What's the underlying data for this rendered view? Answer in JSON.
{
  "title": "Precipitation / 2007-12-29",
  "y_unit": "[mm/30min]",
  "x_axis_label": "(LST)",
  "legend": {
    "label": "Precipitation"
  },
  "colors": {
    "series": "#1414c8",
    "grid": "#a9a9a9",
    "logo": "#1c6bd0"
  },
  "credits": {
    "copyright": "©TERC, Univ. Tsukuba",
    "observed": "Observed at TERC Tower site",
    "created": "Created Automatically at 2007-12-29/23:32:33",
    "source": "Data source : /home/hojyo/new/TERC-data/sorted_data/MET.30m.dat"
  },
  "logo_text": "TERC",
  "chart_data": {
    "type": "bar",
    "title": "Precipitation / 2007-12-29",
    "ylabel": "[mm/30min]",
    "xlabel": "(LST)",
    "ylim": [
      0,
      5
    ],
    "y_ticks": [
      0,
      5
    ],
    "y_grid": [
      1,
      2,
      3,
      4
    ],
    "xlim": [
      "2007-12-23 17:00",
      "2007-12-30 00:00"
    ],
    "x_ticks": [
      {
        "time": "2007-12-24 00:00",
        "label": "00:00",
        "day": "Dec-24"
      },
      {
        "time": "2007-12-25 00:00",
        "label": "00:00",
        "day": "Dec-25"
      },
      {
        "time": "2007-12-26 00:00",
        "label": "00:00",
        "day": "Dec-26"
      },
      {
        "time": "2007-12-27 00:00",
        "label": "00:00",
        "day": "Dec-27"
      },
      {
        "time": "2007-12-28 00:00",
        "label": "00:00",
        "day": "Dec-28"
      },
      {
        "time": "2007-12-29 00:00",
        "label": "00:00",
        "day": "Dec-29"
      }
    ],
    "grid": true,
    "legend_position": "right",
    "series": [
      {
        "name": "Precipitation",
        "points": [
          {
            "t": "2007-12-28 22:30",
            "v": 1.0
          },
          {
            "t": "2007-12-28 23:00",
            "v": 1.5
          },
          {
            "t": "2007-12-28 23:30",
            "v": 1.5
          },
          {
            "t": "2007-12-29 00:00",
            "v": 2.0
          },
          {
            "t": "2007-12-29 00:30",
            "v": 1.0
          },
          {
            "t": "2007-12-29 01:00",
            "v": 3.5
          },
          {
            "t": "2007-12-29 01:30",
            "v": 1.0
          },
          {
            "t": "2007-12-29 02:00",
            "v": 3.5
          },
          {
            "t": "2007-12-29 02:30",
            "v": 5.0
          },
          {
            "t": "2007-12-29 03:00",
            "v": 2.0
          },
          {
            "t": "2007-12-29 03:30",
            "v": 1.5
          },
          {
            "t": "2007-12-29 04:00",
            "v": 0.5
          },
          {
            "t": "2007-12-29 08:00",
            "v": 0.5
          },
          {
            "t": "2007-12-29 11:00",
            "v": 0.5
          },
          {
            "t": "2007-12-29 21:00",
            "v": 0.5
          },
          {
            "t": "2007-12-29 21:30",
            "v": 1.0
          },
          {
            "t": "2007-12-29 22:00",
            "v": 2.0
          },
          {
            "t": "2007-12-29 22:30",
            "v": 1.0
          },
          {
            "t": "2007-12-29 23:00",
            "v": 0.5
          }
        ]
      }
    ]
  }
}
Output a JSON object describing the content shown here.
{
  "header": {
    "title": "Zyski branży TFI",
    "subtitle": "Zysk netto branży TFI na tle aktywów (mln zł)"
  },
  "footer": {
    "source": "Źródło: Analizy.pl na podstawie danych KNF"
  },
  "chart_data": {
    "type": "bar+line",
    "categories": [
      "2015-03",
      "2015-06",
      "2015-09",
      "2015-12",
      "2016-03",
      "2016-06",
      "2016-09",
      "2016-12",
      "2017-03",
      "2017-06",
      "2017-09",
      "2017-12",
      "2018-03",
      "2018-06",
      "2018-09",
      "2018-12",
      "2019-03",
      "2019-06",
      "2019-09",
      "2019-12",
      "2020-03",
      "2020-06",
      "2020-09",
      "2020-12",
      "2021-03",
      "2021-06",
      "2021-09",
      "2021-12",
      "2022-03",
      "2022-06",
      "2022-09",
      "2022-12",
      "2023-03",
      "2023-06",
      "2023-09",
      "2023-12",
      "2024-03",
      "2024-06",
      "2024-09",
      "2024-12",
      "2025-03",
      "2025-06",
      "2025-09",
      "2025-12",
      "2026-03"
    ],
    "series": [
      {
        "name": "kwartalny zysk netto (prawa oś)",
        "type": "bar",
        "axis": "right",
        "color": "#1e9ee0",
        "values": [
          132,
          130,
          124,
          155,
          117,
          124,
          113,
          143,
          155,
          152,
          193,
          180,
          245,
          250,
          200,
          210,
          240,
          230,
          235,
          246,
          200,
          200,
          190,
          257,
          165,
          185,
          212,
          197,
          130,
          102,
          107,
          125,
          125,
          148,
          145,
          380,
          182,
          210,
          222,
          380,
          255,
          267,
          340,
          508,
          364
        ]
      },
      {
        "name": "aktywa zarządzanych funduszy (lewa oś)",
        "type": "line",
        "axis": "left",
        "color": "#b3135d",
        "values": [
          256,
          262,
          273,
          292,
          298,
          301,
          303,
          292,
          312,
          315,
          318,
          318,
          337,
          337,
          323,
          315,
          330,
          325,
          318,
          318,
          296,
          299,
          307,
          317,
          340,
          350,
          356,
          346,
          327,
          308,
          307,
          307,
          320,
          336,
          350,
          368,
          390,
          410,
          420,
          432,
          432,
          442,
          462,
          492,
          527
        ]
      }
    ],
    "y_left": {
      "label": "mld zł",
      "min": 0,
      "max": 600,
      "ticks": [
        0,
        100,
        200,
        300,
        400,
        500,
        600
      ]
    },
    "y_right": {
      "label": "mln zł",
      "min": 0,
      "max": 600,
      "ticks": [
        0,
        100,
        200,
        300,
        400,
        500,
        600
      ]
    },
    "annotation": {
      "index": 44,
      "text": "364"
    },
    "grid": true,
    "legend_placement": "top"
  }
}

----------

Tally the lines of the listing above that include the word "Precipitation". Answer with the number alone.

▶ [Task response] 4